In the material below, find how many lines contain the string "name". Write only that number.
-------- Records for the task --------
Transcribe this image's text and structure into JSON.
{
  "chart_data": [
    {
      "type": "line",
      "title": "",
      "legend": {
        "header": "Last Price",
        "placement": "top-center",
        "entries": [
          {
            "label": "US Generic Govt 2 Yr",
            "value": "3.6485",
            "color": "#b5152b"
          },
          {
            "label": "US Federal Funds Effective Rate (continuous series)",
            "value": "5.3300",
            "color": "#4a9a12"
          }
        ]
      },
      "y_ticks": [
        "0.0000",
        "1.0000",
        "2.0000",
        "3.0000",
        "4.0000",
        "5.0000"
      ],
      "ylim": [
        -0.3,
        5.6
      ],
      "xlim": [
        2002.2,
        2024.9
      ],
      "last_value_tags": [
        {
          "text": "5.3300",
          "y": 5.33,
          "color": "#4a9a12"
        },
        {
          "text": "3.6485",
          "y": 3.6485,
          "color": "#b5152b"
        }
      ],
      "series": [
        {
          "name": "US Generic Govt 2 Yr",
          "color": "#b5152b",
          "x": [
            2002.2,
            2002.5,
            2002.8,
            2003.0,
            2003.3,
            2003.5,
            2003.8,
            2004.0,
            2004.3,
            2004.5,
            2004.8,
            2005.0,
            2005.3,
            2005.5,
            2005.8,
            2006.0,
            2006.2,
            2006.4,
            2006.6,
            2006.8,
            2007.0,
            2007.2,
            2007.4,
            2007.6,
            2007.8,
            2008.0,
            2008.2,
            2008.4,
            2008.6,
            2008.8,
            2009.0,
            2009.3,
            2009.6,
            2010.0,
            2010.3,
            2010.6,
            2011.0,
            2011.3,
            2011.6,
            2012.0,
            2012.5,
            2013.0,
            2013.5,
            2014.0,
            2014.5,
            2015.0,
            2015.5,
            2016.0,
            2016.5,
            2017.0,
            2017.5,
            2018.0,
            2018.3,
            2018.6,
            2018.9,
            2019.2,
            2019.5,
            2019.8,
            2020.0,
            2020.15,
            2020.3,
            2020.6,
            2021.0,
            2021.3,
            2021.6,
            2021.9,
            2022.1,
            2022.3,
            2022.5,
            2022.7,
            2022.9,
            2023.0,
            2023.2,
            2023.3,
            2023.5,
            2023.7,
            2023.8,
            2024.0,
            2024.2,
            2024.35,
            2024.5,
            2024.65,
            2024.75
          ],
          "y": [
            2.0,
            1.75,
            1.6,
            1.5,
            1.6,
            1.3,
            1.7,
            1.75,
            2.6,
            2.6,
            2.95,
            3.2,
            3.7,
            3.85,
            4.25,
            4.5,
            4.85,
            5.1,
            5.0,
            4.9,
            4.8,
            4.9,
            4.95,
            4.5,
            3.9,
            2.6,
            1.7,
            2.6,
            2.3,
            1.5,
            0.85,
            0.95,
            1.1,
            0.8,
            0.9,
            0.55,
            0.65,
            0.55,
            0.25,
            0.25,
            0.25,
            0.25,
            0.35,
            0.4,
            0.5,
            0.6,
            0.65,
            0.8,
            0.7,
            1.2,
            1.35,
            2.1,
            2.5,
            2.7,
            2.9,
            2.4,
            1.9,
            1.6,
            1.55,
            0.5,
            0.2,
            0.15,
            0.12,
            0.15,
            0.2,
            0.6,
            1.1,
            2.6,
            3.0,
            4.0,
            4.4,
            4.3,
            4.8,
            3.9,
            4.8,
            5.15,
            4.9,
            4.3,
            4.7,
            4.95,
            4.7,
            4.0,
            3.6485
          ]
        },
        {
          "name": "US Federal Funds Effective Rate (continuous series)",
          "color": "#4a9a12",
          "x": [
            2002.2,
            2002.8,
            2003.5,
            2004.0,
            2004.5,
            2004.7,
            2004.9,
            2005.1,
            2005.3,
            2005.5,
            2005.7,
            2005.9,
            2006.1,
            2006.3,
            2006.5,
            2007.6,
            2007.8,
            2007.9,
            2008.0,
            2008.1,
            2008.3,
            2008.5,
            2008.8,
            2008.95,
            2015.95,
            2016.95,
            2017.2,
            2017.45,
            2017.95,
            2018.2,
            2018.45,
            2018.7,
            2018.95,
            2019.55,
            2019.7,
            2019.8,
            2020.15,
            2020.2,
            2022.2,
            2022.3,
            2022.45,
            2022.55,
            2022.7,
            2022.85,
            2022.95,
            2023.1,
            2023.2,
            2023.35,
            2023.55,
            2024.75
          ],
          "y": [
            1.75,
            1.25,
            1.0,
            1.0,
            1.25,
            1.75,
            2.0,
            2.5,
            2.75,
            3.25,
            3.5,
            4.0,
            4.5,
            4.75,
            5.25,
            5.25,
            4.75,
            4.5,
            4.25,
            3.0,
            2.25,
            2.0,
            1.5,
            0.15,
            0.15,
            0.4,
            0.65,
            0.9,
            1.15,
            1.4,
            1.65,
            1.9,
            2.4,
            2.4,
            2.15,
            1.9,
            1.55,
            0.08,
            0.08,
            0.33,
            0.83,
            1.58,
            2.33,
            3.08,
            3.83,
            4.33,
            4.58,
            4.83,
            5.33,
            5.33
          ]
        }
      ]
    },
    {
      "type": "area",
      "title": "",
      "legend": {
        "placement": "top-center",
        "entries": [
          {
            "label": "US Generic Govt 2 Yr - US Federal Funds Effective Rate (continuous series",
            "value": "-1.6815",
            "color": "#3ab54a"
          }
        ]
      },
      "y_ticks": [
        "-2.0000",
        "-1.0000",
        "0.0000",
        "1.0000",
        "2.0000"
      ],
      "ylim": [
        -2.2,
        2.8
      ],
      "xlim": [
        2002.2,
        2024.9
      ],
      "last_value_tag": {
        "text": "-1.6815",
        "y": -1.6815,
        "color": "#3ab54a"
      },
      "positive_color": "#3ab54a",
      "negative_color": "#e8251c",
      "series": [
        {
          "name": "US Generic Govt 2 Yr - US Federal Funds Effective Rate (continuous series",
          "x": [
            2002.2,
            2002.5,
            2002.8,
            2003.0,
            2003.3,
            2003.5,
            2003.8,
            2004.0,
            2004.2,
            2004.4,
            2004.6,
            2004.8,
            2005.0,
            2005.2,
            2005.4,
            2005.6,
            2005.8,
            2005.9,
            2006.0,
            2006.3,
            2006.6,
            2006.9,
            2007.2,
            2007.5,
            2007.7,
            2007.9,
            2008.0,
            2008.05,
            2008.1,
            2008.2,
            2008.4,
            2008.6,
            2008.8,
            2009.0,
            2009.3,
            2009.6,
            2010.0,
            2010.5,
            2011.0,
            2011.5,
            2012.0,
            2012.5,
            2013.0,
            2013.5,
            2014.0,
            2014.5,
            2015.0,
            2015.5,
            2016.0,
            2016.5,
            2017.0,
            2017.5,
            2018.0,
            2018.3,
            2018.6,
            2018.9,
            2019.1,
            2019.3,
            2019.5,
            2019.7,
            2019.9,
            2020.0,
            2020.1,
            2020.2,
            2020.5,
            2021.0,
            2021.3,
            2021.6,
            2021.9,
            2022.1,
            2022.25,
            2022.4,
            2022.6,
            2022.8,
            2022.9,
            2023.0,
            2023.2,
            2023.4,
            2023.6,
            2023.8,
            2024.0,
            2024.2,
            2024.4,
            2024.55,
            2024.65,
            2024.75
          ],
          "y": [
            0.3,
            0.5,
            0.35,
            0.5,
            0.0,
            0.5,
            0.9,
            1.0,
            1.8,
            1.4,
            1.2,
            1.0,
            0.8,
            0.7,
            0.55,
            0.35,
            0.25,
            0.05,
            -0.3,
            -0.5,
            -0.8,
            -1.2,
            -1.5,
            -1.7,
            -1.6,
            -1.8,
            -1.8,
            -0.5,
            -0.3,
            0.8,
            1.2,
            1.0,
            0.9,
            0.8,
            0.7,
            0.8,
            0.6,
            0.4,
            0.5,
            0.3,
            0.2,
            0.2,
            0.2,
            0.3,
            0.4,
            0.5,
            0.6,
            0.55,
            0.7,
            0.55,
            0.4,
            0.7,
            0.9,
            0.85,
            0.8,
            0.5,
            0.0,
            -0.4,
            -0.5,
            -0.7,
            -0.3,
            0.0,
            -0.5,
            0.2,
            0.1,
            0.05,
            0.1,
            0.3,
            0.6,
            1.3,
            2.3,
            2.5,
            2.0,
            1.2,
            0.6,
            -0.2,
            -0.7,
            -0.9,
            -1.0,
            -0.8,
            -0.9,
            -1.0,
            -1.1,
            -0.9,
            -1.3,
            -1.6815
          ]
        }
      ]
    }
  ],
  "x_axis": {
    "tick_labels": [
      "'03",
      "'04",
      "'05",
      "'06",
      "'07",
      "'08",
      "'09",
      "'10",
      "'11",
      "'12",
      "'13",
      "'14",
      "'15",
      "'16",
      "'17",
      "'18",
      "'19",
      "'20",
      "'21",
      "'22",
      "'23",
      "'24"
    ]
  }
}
--------
Written answer: 3